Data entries
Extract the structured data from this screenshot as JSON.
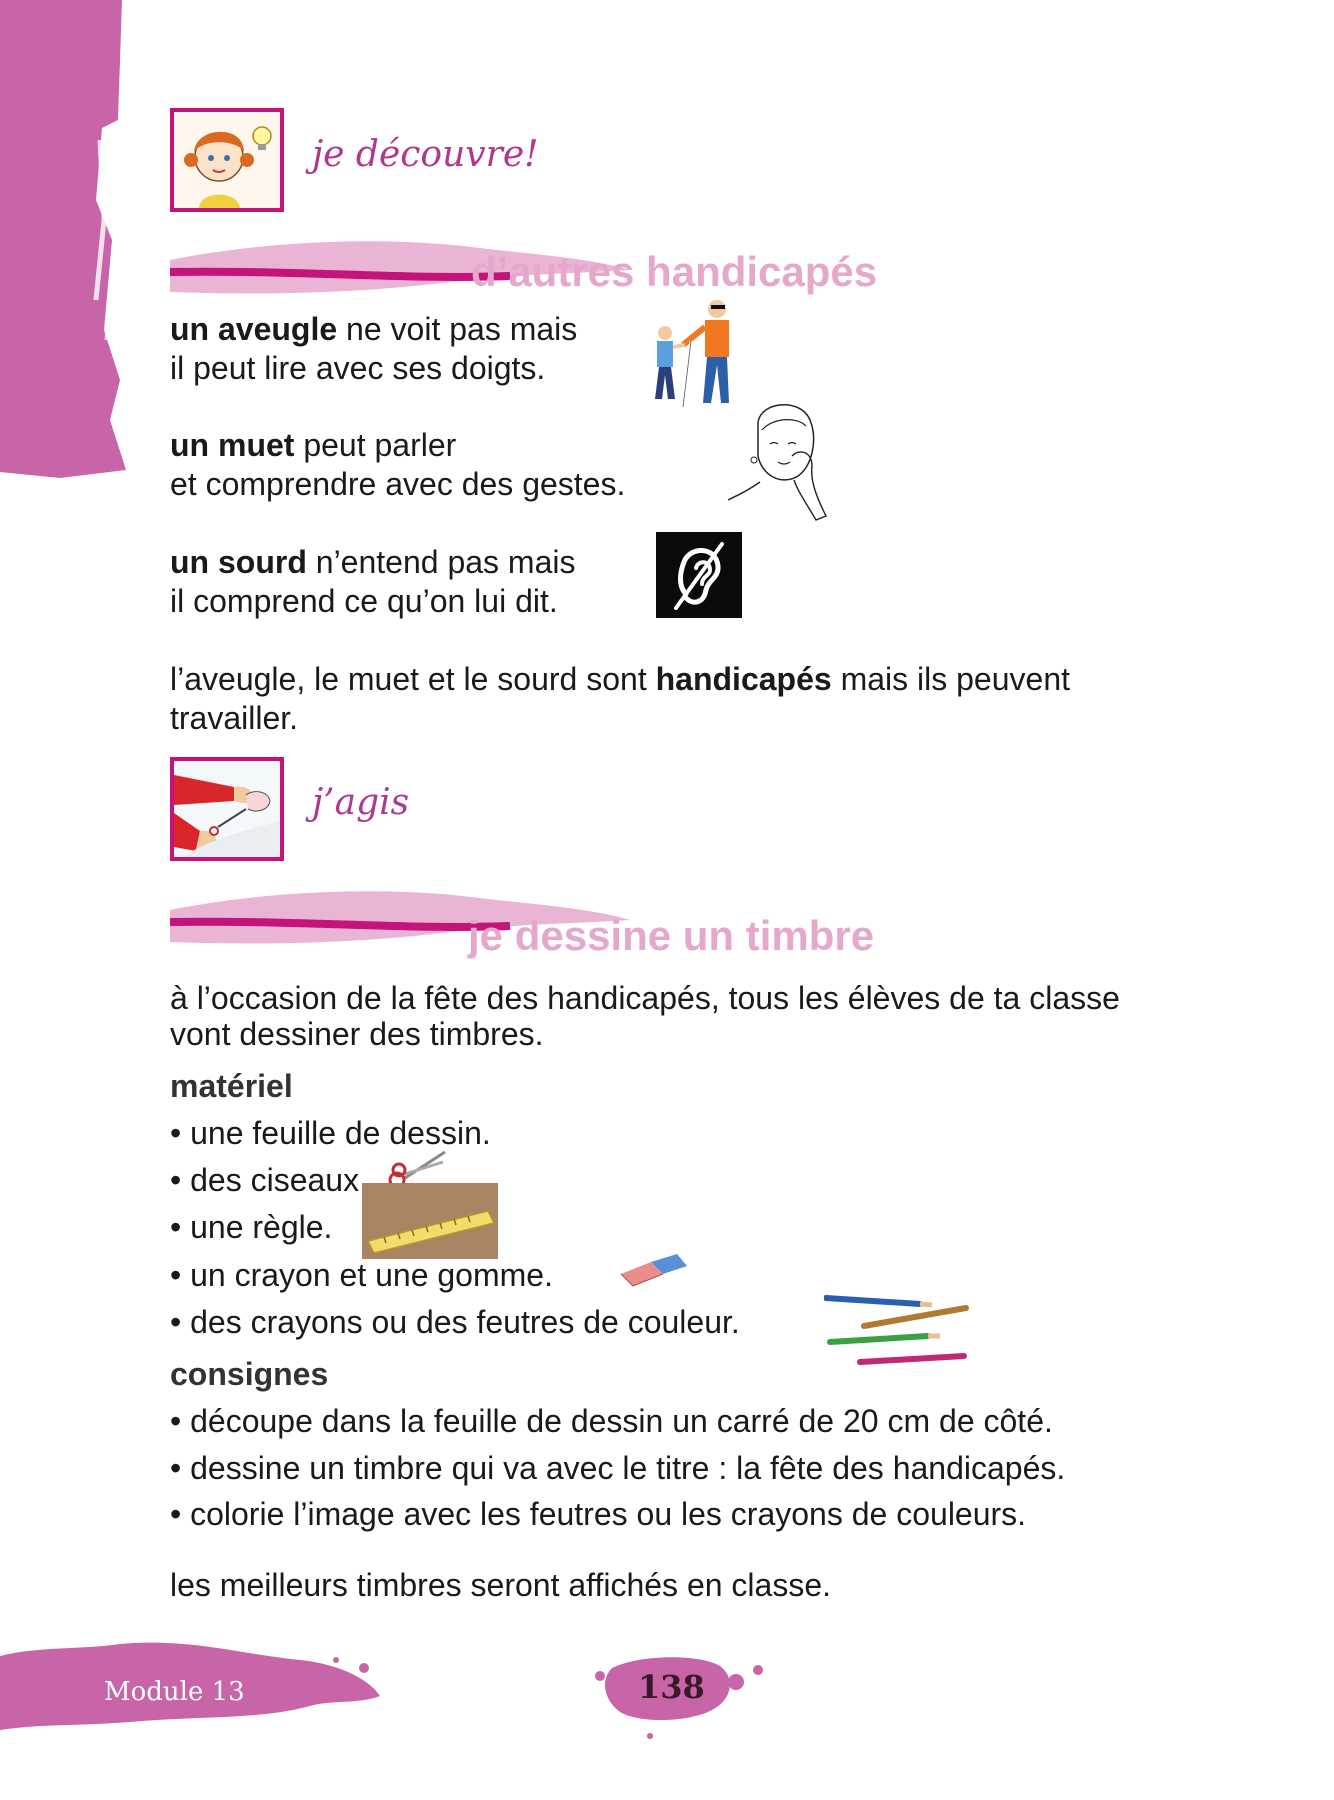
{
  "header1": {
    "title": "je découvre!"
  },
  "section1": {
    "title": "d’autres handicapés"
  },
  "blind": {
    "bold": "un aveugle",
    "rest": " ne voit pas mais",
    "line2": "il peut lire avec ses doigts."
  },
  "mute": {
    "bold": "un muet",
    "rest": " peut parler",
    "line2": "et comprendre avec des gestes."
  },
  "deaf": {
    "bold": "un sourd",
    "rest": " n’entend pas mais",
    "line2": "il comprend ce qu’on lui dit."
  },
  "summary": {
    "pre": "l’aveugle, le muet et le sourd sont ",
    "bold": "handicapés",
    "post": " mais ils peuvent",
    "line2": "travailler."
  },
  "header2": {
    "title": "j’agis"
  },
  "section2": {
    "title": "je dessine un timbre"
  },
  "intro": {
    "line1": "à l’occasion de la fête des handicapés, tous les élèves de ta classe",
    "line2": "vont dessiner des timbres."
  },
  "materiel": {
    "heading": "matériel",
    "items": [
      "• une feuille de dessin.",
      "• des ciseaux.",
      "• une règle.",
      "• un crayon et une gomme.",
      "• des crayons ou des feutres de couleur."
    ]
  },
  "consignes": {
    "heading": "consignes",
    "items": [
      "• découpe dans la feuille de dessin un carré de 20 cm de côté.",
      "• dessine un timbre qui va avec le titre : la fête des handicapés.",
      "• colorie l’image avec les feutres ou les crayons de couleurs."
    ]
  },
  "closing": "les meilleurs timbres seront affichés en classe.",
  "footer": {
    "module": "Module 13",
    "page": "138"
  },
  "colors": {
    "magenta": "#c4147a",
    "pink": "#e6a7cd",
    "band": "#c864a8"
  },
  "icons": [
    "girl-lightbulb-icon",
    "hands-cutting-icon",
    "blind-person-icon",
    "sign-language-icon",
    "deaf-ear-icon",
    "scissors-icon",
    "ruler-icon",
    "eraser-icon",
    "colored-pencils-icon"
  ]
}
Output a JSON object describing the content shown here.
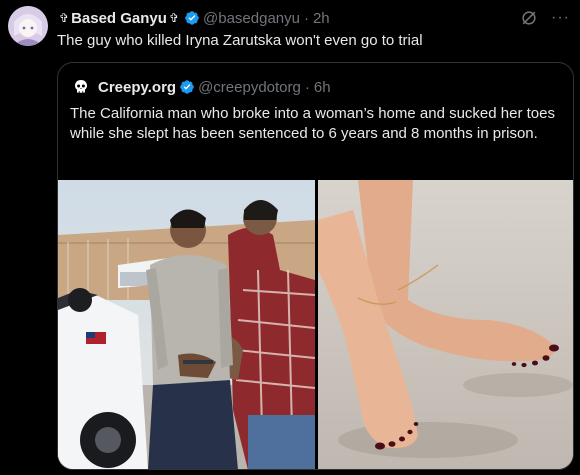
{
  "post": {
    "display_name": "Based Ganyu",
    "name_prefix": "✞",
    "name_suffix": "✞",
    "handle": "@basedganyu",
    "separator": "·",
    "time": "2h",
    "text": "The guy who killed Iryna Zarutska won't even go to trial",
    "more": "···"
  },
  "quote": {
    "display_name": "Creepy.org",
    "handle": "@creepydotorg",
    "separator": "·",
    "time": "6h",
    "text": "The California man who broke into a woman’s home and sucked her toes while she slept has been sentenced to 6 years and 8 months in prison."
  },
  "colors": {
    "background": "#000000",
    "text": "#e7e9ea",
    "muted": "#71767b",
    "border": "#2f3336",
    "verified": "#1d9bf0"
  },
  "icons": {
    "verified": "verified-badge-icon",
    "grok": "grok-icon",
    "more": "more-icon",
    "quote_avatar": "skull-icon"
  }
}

EXERCISE PROMPT
Check each line of the records above for "fête", and copy those that have it.

COMPLETE OUTPUT
    "line1": "à l’occasion de la fête des handicapés, tous les élèves de ta classe",
      "• dessine un timbre qui va avec le titre : la fête des handicapés.",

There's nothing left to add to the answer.